--- WORK REQUIRED ---
Locate the lines of the listing below that hold "felgi", then copy each of them.
================
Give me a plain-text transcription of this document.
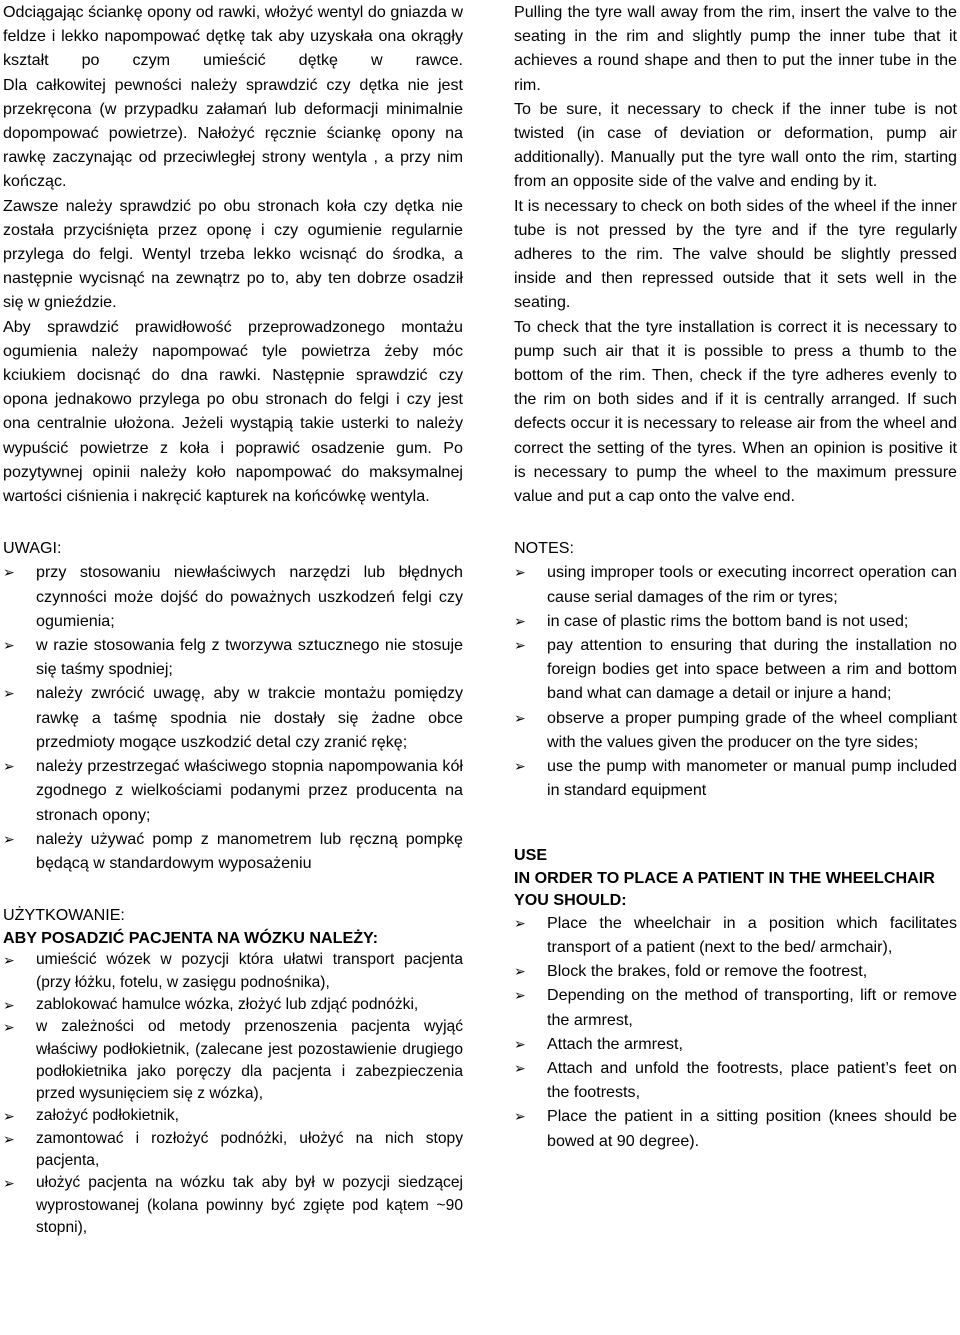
Odciągając ściankę opony od rawki, włożyć wentyl do gniazda w feldze i lekko napompować dętkę tak aby uzyskała ona okrągły kształt po czym umieścić dętkę w rawce.

Dla całkowitej pewności należy sprawdzić czy dętka nie jest przekręcona (w przypadku załamań lub deformacji minimalnie dopompować powietrze). Nałożyć ręcznie ściankę opony na rawkę zaczynając od przeciwległej strony wentyla , a przy nim kończąc.

Zawsze należy sprawdzić po obu stronach koła czy dętka nie została przyciśnięta przez oponę i czy ogumienie regularnie przylega do felgi. Wentyl trzeba lekko wcisnąć do środka, a następnie wycisnąć na zewnątrz po to, aby ten dobrze osadził się w gnieździe.

Aby sprawdzić prawidłowość przeprowadzonego montażu ogumienia należy napompować tyle powietrza żeby móc kciukiem docisnąć do dna rawki. Następnie sprawdzić czy opona jednakowo przylega po obu stronach do felgi i czy jest ona centralnie ułożona. Jeżeli wystąpią takie usterki to należy wypuścić powietrze z koła i poprawić osadzenie gum. Po pozytywnej opinii należy koło napompować do maksymalnej wartości ciśnienia i nakręcić kapturek na końcówkę wentyla.

UWAGI:

➢ przy stosowaniu niewłaściwych narzędzi lub błędnych czynności może dojść do poważnych uszkodzeń felgi czy ogumienia;
➢ w razie stosowania felg z tworzywa sztucznego nie stosuje się taśmy spodniej;
➢ należy zwrócić uwagę, aby w trakcie montażu pomiędzy rawkę a taśmę spodnia nie dostały się żadne obce przedmioty mogące uszkodzić detal czy zranić rękę;
➢ należy przestrzegać właściwego stopnia napompowania kół zgodnego z wielkościami podanymi przez producenta na stronach opony;
➢ należy używać pomp z manometrem lub ręczną pompkę będącą w standardowym wyposażeniu

UŻYTKOWANIE:

ABY POSADZIĆ PACJENTA NA WÓZKU NALEŻY:

➢ umieścić wózek w pozycji która ułatwi transport pacjenta (przy łóżku, fotelu, w zasięgu podnośnika),
➢ zablokować hamulce wózka, złożyć lub zdjąć podnóżki,
➢ w zależności od metody przenoszenia pacjenta wyjąć właściwy podłokietnik, (zalecane jest pozostawienie drugiego podłokietnika jako poręczy dla pacjenta i zabezpieczenia przed wysunięciem się z wózka),
➢ założyć podłokietnik,
➢ zamontować i rozłożyć podnóżki, ułożyć na nich stopy pacjenta,
➢ ułożyć pacjenta na wózku tak aby był w pozycji siedzącej wyprostowanej (kolana powinny być zgięte pod kątem ~90 stopni),

Pulling the tyre wall away from the rim, insert the valve to the seating in the rim and slightly pump the inner tube that it achieves a round shape and then to put the inner tube in the rim.

To be sure, it necessary to check if the inner tube is not twisted (in case of deviation or deformation, pump air additionally). Manually put the tyre wall onto the rim, starting from an opposite side of the valve and ending by it.

It is necessary to check on both sides of the wheel if the inner tube is not pressed by the tyre and if the tyre regularly adheres to the rim. The valve should be slightly pressed inside and then repressed outside that it sets well in the seating.

To check that the tyre installation is correct it is necessary to pump such air that it is possible to press a thumb to the bottom of the rim. Then, check if the tyre adheres evenly to the rim on both sides and if it is centrally arranged. If such defects occur it is necessary to release air from the wheel and correct the setting of the tyres. When an opinion is positive it is necessary to pump the wheel to the maximum pressure value and put a cap onto the valve end.

NOTES:

➢ using improper tools or executing incorrect operation can cause serial damages of the rim or tyres;
➢ in case of plastic rims the bottom band is not used;
➢ pay attention to ensuring that during the installation no foreign bodies get into space between a rim and bottom band what can damage a detail or injure a hand;
➢ observe a proper pumping grade of the wheel compliant with the values given the producer on the tyre sides;
➢ use the pump with manometer or manual pump included in standard equipment

USE

IN ORDER TO PLACE A PATIENT IN THE WHEELCHAIR YOU SHOULD:

➢ Place the wheelchair in a position which facilitates transport of a patient (next to the bed/ armchair),
➢ Block the brakes, fold or remove the footrest,
➢ Depending on the method of transporting, lift or remove the armrest,
➢ Attach the armrest,
➢ Attach and unfold the footrests, place patient’s feet on the footrests,
➢ Place the patient in a sitting position (knees should be bowed at 90 degree).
================
--- COMPLETED TASK ---
Zawsze należy sprawdzić po obu stronach koła czy dętka nie została przyciśnięta przez oponę i czy ogumienie regularnie przylega do felgi. Wentyl trzeba lekko wcisnąć do środka, a następnie wycisnąć na zewnątrz po to, aby ten dobrze osadził się w gnieździe.
Aby sprawdzić prawidłowość przeprowadzonego montażu ogumienia należy napompować tyle powietrza żeby móc kciukiem docisnąć do dna rawki. Następnie sprawdzić czy opona jednakowo przylega po obu stronach do felgi i czy jest ona centralnie ułożona. Jeżeli wystąpią takie usterki to należy wypuścić powietrze z koła i poprawić osadzenie gum. Po pozytywnej opinii należy koło napompować do maksymalnej wartości ciśnienia i nakręcić kapturek na końcówkę wentyla.
➢ przy stosowaniu niewłaściwych narzędzi lub błędnych czynności może dojść do poważnych uszkodzeń felgi czy ogumienia;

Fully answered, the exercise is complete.